▸ WHAT IS NEEDED: For each line that holds "title", copy the line out.

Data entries

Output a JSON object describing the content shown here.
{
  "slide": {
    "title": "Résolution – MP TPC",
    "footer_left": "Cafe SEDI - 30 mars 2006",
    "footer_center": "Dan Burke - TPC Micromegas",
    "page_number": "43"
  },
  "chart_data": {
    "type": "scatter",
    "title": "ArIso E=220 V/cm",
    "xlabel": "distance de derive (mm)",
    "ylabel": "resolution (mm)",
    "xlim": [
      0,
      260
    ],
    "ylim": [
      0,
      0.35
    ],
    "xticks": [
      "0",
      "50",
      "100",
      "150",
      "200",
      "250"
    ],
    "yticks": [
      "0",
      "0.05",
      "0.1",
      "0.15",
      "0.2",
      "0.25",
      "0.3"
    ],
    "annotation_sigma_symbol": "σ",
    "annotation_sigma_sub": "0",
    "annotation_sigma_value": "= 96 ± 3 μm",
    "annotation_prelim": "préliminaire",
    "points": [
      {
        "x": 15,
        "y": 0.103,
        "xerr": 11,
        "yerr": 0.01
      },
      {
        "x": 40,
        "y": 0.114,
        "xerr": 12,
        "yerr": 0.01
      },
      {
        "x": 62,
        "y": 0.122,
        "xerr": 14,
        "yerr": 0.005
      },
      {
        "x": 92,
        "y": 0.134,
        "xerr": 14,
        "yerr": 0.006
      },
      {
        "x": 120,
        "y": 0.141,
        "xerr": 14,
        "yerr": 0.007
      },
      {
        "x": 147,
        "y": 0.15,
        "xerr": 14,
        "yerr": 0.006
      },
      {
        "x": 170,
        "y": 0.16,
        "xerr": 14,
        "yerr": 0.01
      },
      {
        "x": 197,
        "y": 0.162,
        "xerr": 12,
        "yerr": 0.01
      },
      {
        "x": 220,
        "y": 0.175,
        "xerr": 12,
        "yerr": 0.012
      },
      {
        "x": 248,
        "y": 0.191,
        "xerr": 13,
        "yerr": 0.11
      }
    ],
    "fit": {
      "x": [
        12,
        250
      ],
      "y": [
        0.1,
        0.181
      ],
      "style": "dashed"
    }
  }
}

▸ COMPLETE OUTPUT:
    "title": "Résolution – MP TPC",
    "title": "ArIso E=220 V/cm",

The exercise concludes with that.